[Input data]
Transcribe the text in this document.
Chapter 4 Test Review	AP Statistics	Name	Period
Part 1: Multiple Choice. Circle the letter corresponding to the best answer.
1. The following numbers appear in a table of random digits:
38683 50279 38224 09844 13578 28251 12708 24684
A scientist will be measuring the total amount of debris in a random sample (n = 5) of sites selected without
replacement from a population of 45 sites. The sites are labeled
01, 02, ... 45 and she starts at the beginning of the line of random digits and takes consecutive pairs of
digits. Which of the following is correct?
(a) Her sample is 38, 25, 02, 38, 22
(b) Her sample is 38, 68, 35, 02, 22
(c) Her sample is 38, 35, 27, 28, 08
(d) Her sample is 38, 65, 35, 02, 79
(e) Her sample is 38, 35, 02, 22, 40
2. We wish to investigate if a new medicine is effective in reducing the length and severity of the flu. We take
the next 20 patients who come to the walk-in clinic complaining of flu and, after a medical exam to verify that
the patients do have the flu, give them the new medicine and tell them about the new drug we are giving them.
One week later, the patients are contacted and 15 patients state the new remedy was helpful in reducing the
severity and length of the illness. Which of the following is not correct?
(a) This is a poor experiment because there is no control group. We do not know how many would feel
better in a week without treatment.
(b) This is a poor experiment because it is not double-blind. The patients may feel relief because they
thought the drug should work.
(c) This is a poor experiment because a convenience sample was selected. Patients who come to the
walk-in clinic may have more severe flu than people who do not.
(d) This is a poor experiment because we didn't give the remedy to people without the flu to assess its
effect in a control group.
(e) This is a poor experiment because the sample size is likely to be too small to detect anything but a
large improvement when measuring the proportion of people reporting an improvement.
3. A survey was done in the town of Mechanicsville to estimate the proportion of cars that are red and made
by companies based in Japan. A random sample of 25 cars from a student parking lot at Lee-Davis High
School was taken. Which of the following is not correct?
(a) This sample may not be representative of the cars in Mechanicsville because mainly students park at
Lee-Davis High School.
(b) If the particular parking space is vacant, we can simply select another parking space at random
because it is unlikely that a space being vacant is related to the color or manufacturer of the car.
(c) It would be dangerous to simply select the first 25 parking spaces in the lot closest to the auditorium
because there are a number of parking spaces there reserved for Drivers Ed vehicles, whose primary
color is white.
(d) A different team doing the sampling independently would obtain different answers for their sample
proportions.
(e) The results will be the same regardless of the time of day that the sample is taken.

[Assigned task]
Show every line of the listing that includes the word "experiment".

[Response]
(a) This is a poor experiment because there is no control group. We do not know how many would feel
(b) This is a poor experiment because it is not double-blind. The patients may feel relief because they
(c) This is a poor experiment because a convenience sample was selected. Patients who come to the
(d) This is a poor experiment because we didn't give the remedy to people without the flu to assess its
(e) This is a poor experiment because the sample size is likely to be too small to detect anything but a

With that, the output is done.